• _Challenge_
Output every record below exactly as it appears.

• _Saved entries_
• • •
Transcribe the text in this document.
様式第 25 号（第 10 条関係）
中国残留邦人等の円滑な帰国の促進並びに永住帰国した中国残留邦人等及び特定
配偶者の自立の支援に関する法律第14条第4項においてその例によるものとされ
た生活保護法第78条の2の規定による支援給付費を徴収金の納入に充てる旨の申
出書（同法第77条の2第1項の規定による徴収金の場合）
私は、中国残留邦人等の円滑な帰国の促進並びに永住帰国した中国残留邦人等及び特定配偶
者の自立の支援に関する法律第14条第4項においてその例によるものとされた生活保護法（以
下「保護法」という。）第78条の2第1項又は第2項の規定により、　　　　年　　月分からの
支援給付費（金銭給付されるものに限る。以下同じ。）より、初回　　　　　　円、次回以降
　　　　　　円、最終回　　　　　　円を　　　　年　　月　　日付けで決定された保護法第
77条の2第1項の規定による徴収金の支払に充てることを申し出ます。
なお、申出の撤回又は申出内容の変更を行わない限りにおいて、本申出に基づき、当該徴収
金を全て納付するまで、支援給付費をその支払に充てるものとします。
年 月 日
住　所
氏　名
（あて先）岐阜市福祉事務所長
• • •
• _Complete output_
Transcribe the text in this document.
様式第 25 号（第 10 条関係）
中国残留邦人等の円滑な帰国の促進並びに永住帰国した中国残留邦人等及び特定
配偶者の自立の支援に関する法律第14条第4項においてその例によるものとされ
た生活保護法第78条の2の規定による支援給付費を徴収金の納入に充てる旨の申
出書（同法第77条の2第1項の規定による徴収金の場合）
私は、中国残留邦人等の円滑な帰国の促進並びに永住帰国した中国残留邦人等及び特定配偶
者の自立の支援に関する法律第14条第4項においてその例によるものとされた生活保護法（以
下「保護法」という。）第78条の2第1項又は第2項の規定により、　　　　年　　月分からの
支援給付費（金銭給付されるものに限る。以下同じ。）より、初回　　　　　　円、次回以降
　　　　　　円、最終回　　　　　　円を　　　　年　　月　　日付けで決定された保護法第
77条の2第1項の規定による徴収金の支払に充てることを申し出ます。
なお、申出の撤回又は申出内容の変更を行わない限りにおいて、本申出に基づき、当該徴収
金を全て納付するまで、支援給付費をその支払に充てるものとします。
年 月 日
住　所
氏　名
（あて先）岐阜市福祉事務所長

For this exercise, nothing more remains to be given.